>>>>>

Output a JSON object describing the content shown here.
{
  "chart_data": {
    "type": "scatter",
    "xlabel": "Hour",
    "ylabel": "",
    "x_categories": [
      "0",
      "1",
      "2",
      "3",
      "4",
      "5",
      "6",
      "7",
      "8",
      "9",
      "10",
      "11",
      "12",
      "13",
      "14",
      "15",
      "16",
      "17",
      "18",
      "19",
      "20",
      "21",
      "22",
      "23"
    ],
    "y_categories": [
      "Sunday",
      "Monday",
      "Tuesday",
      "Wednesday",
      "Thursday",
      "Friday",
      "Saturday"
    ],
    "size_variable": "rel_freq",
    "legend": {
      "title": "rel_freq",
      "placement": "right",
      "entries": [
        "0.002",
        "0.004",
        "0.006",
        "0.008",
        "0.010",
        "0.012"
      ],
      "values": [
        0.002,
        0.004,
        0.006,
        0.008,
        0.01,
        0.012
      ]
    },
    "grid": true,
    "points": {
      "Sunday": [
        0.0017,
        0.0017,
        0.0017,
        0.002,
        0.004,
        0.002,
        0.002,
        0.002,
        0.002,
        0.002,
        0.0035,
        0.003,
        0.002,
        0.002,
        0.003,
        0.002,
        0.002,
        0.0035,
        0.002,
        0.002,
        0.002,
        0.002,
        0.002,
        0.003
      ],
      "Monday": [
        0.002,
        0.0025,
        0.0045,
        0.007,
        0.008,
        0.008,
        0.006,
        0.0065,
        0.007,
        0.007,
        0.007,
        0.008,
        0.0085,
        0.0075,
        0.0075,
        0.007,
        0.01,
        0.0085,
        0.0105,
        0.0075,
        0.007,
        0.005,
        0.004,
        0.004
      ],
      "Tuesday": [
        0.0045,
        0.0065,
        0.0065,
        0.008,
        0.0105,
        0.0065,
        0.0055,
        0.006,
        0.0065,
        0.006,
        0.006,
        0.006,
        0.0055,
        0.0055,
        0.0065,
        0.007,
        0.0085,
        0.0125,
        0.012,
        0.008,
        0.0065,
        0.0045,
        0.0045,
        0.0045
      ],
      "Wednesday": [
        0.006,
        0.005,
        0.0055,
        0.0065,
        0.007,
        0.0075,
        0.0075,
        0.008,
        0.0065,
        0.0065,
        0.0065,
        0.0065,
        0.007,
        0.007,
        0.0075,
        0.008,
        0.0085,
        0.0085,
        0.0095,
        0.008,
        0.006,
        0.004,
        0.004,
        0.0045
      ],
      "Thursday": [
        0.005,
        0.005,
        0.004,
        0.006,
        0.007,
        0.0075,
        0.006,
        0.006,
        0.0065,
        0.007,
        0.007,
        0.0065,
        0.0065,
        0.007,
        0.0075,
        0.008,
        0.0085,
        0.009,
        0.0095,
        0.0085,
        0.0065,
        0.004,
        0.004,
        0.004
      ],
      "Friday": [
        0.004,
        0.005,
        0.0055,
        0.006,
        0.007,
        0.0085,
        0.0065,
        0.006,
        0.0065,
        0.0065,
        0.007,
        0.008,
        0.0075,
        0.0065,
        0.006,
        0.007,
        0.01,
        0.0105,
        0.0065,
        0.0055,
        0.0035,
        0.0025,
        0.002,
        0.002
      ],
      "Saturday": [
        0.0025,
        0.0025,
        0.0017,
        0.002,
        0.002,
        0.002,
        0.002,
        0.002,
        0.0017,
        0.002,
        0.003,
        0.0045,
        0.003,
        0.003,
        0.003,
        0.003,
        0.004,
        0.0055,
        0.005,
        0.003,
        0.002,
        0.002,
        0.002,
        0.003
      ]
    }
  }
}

<<<<<
>>>>>

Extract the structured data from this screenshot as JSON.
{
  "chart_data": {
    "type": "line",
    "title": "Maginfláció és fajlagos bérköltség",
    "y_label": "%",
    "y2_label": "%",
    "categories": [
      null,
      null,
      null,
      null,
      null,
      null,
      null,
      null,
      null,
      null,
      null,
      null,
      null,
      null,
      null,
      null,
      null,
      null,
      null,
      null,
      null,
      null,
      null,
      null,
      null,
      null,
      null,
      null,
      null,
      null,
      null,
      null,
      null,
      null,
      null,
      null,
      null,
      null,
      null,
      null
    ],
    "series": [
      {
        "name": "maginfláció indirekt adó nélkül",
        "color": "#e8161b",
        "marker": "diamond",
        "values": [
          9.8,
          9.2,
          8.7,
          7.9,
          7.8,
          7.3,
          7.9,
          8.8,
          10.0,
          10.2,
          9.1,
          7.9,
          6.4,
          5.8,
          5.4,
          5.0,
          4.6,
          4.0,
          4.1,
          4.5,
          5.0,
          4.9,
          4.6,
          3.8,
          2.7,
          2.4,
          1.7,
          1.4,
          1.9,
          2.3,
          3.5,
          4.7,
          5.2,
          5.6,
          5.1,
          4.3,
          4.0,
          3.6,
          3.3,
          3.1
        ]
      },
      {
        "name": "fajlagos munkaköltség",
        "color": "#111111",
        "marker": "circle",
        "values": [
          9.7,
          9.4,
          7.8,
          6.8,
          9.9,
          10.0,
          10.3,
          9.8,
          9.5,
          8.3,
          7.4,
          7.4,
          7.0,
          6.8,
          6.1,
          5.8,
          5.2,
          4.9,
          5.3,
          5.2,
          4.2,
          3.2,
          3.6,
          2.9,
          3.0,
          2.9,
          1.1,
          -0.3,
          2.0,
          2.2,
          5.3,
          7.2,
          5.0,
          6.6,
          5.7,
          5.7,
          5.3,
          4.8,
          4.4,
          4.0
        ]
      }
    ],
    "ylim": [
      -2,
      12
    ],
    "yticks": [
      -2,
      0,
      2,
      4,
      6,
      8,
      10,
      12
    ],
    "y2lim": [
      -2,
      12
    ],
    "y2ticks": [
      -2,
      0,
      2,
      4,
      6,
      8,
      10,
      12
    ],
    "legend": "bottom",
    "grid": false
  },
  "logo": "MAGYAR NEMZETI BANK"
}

<<<<<

## Exercise objective
Copy the lines from the entries above in which the word "JSON" appears.

## Solution to the exercise
Output a JSON object describing the content shown here.
Extract the structured data from this screenshot as JSON.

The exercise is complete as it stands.